PROBLEM DESCRIPTION:
Locate each line holding the string "JSON" and copy it.

Raw records:
---------------

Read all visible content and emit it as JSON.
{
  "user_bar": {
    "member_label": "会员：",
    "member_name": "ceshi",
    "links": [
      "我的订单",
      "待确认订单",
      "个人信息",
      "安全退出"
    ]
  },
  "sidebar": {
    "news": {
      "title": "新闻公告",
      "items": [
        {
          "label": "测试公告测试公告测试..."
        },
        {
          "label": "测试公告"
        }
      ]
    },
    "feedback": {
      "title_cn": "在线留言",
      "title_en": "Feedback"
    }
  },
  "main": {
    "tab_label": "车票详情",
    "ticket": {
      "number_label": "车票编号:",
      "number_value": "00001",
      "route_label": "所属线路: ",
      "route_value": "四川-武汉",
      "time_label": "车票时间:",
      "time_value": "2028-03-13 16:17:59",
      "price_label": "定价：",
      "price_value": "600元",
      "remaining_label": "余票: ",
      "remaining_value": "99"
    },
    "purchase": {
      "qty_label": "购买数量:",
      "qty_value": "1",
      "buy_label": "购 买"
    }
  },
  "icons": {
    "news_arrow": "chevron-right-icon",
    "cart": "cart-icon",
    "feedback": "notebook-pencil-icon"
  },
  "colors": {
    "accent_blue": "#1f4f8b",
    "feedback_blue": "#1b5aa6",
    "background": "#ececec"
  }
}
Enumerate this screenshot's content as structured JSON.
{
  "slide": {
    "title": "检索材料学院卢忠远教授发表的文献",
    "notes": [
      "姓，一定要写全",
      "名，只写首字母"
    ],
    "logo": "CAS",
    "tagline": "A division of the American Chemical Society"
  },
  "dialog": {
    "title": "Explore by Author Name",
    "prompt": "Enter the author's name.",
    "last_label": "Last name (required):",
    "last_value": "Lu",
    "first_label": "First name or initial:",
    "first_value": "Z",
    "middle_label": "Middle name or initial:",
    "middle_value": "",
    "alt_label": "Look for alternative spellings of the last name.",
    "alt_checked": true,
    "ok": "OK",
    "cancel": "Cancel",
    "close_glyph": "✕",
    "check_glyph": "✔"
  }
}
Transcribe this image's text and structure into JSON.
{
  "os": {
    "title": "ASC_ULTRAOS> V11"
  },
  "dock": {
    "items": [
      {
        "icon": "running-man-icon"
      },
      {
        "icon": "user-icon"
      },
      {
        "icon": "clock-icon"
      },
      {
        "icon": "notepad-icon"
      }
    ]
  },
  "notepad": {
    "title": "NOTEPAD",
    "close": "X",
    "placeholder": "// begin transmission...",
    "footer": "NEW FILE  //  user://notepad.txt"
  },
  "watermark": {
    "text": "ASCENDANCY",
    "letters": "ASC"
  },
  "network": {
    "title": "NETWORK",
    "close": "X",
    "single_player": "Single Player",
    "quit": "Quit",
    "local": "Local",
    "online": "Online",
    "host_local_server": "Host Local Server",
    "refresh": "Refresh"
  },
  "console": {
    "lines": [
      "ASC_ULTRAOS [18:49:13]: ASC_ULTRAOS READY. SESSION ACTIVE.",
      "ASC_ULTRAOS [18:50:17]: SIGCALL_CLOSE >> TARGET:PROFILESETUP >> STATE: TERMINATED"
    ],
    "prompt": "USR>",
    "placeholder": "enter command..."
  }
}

---------------

WRITTEN REPLY:
Read all visible content and emit it as JSON.
Enumerate this screenshot's content as structured JSON.
Transcribe this image's text and structure into JSON.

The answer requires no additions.